• _Exercise goal_:
Your job is to retype all of the data word for word, leaving every image out.

• _Input records_:
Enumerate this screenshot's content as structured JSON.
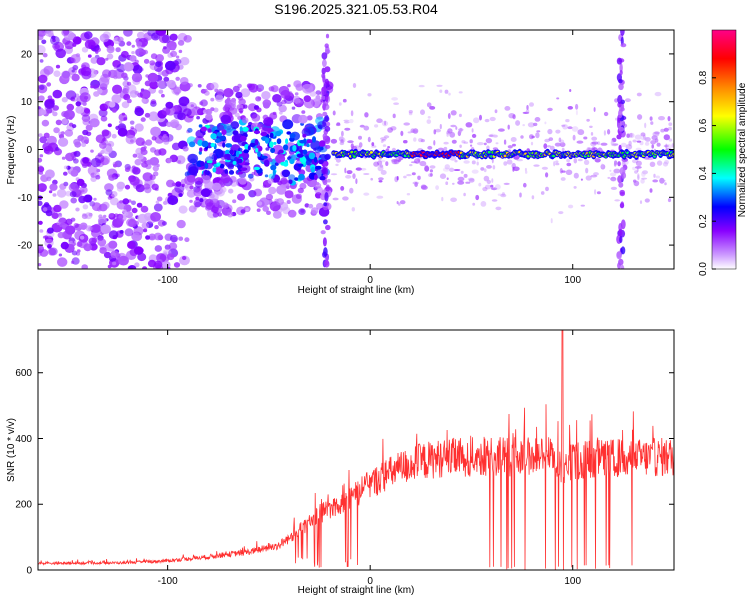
{
  "page": {
    "title": "S196.2025.321.05.53.R04"
  },
  "chart_data": [
    {
      "type": "heatmap",
      "xlabel": "Height of straight line (km)",
      "ylabel": "Frequency (Hz)",
      "xlim": [
        -164,
        150
      ],
      "ylim": [
        -25,
        25
      ],
      "xticks": [
        -100,
        0,
        100
      ],
      "yticks": [
        -20,
        -10,
        0,
        10,
        20
      ],
      "grid": false,
      "colorbar": {
        "label": "Normalized spectral amplitude",
        "range": [
          0,
          1
        ],
        "ticks": [
          0.0,
          0.2,
          0.4,
          0.6,
          0.8
        ],
        "tick_labels": [
          "0.0",
          "0.2",
          "0.4",
          "0.6",
          "0.8"
        ],
        "colormap": [
          "#ffffff",
          "#8800ff",
          "#0000ff",
          "#00ffff",
          "#00ff00",
          "#ffff00",
          "#ff8800",
          "#ff0000",
          "#ff0088"
        ]
      },
      "features": {
        "ridge_frequency_hz": -1,
        "ridge_start_km": -18,
        "noise_region_km": [
          -164,
          -20
        ],
        "vertical_streaks_km": [
          -22,
          124
        ]
      }
    },
    {
      "type": "line",
      "xlabel": "Height of straight line (km)",
      "ylabel": "SNR (10 * v/v)",
      "xlim": [
        -164,
        150
      ],
      "ylim": [
        0,
        730
      ],
      "xticks": [
        -100,
        0,
        100
      ],
      "yticks": [
        0,
        200,
        400,
        600
      ],
      "grid": false,
      "series_color": "#ff3030",
      "trend": {
        "x": [
          -164,
          -120,
          -100,
          -80,
          -60,
          -45,
          -35,
          -25,
          -15,
          -5,
          5,
          15,
          25,
          35,
          50,
          70,
          90,
          95,
          100,
          110,
          130,
          150
        ],
        "y": [
          20,
          22,
          28,
          40,
          55,
          75,
          120,
          170,
          200,
          240,
          280,
          310,
          330,
          340,
          345,
          345,
          350,
          300,
          330,
          340,
          340,
          345
        ]
      },
      "spike": {
        "x": 95,
        "y": 730
      }
    }
  ]
}
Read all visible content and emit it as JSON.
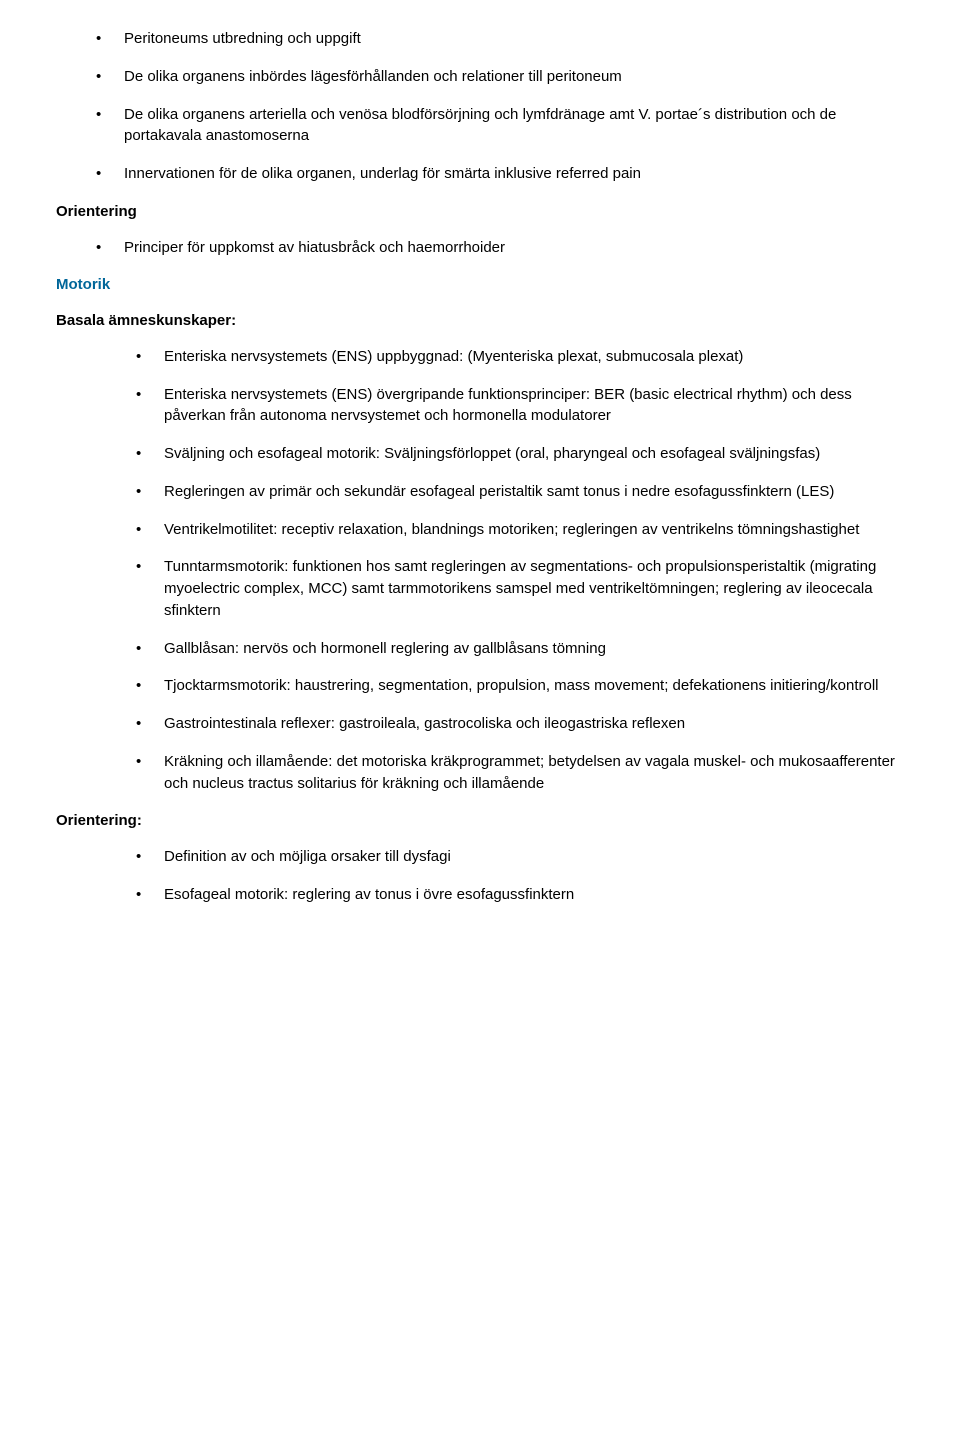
{
  "top_items": [
    "Peritoneums utbredning och uppgift",
    "De olika organens inbördes lägesförhållanden och relationer till peritoneum",
    "De olika organens arteriella och venösa blodförsörjning och lymfdränage amt V. portae´s distribution och de portakavala anastomoserna",
    "Innervationen för de olika organen, underlag för smärta inklusive referred pain"
  ],
  "orientering1": {
    "heading": "Orientering",
    "items": [
      "Principer för uppkomst av hiatusbråck och haemorrhoider"
    ]
  },
  "motorik": {
    "heading": "Motorik",
    "subheading": "Basala ämneskunskaper:",
    "items": [
      "Enteriska nervsystemets (ENS) uppbyggnad: (Myenteriska plexat, submucosala plexat)",
      "Enteriska nervsystemets (ENS) övergripande funktionsprinciper: BER (basic electrical rhythm) och dess påverkan från autonoma nervsystemet och hormonella modulatorer",
      "Sväljning och esofageal motorik: Sväljningsförloppet (oral, pharyngeal och esofageal sväljningsfas)",
      "Regleringen av primär och sekundär esofageal peristaltik samt tonus i nedre esofagussfinktern (LES)",
      "Ventrikelmotilitet: receptiv relaxation, blandnings motoriken; regleringen av ventrikelns tömningshastighet",
      "Tunntarmsmotorik: funktionen hos samt regleringen av segmentations- och propulsionsperistaltik (migrating myoelectric complex, MCC) samt tarmmotorikens samspel med ventrikeltömningen;  reglering av ileocecala sfinktern",
      "Gallblåsan: nervös och hormonell reglering av gallblåsans tömning",
      "Tjocktarmsmotorik: haustrering, segmentation, propulsion, mass movement; defekationens initiering/kontroll",
      "Gastrointestinala reflexer: gastroileala, gastrocoliska och ileogastriska reflexen",
      "Kräkning och illamående: det motoriska kräkprogrammet; betydelsen av vagala muskel- och mukosaafferenter och nucleus tractus solitarius för kräkning och illamående"
    ]
  },
  "orientering2": {
    "heading": "Orientering:",
    "items": [
      "Definition av och möjliga orsaker till dysfagi",
      "Esofageal motorik: reglering av tonus i övre esofagussfinktern"
    ]
  }
}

• _Written answer_:
Enumerate this screenshot's content as structured JSON.
{
  "page": {
    "title": "S196.2025.321.05.53.R04"
  },
  "chart_data": [
    {
      "type": "heatmap",
      "xlabel": "Height of straight line (km)",
      "ylabel": "Frequency (Hz)",
      "xlim": [
        -164,
        150
      ],
      "ylim": [
        -25,
        25
      ],
      "xticks": [
        -100,
        0,
        100
      ],
      "yticks": [
        -20,
        -10,
        0,
        10,
        20
      ],
      "grid": false,
      "colorbar": {
        "label": "Normalized spectral amplitude",
        "range": [
          0,
          1
        ],
        "ticks": [
          0.0,
          0.2,
          0.4,
          0.6,
          0.8
        ],
        "tick_labels": [
          "0.0",
          "0.2",
          "0.4",
          "0.6",
          "0.8"
        ],
        "colormap": [
          "#ffffff",
          "#8800ff",
          "#0000ff",
          "#00ffff",
          "#00ff00",
          "#ffff00",
          "#ff8800",
          "#ff0000",
          "#ff0088"
        ]
      },
      "features": {
        "ridge_frequency_hz": -1,
        "ridge_start_km": -18,
        "noise_region_km": [
          -164,
          -20
        ],
        "vertical_streaks_km": [
          -22,
          124
        ]
      }
    },
    {
      "type": "line",
      "xlabel": "Height of straight line (km)",
      "ylabel": "SNR (10 * v/v)",
      "xlim": [
        -164,
        150
      ],
      "ylim": [
        0,
        730
      ],
      "xticks": [
        -100,
        0,
        100
      ],
      "yticks": [
        0,
        200,
        400,
        600
      ],
      "grid": false,
      "series_color": "#ff3030",
      "trend": {
        "x": [
          -164,
          -120,
          -100,
          -80,
          -60,
          -45,
          -35,
          -25,
          -15,
          -5,
          5,
          15,
          25,
          35,
          50,
          70,
          90,
          95,
          100,
          110,
          130,
          150
        ],
        "y": [
          20,
          22,
          28,
          40,
          55,
          75,
          120,
          170,
          200,
          240,
          280,
          310,
          330,
          340,
          345,
          345,
          350,
          300,
          330,
          340,
          340,
          345
        ]
      },
      "spike": {
        "x": 95,
        "y": 730
      }
    }
  ]
}
Read all visible content and emit it as JSON.
{
  "top_items": [
    "Peritoneums utbredning och uppgift",
    "De olika organens inbördes lägesförhållanden och relationer till peritoneum",
    "De olika organens arteriella och venösa blodförsörjning och lymfdränage amt V. portae´s distribution och de portakavala anastomoserna",
    "Innervationen för de olika organen, underlag för smärta inklusive referred pain"
  ],
  "orientering1": {
    "heading": "Orientering",
    "items": [
      "Principer för uppkomst av hiatusbråck och haemorrhoider"
    ]
  },
  "motorik": {
    "heading": "Motorik",
    "subheading": "Basala ämneskunskaper:",
    "items": [
      "Enteriska nervsystemets (ENS) uppbyggnad: (Myenteriska plexat, submucosala plexat)",
      "Enteriska nervsystemets (ENS) övergripande funktionsprinciper: BER (basic electrical rhythm) och dess påverkan från autonoma nervsystemet och hormonella modulatorer",
      "Sväljning och esofageal motorik: Sväljningsförloppet (oral, pharyngeal och esofageal sväljningsfas)",
      "Regleringen av primär och sekundär esofageal peristaltik samt tonus i nedre esofagussfinktern (LES)",
      "Ventrikelmotilitet: receptiv relaxation, blandnings motoriken; regleringen av ventrikelns tömningshastighet",
      "Tunntarmsmotorik: funktionen hos samt regleringen av segmentations- och propulsionsperistaltik (migrating myoelectric complex, MCC) samt tarmmotorikens samspel med ventrikeltömningen;  reglering av ileocecala sfinktern",
      "Gallblåsan: nervös och hormonell reglering av gallblåsans tömning",
      "Tjocktarmsmotorik: haustrering, segmentation, propulsion, mass movement; defekationens initiering/kontroll",
      "Gastrointestinala reflexer: gastroileala, gastrocoliska och ileogastriska reflexen",
      "Kräkning och illamående: det motoriska kräkprogrammet; betydelsen av vagala muskel- och mukosaafferenter och nucleus tractus solitarius för kräkning och illamående"
    ]
  },
  "orientering2": {
    "heading": "Orientering:",
    "items": [
      "Definition av och möjliga orsaker till dysfagi",
      "Esofageal motorik: reglering av tonus i övre esofagussfinktern"
    ]
  }
}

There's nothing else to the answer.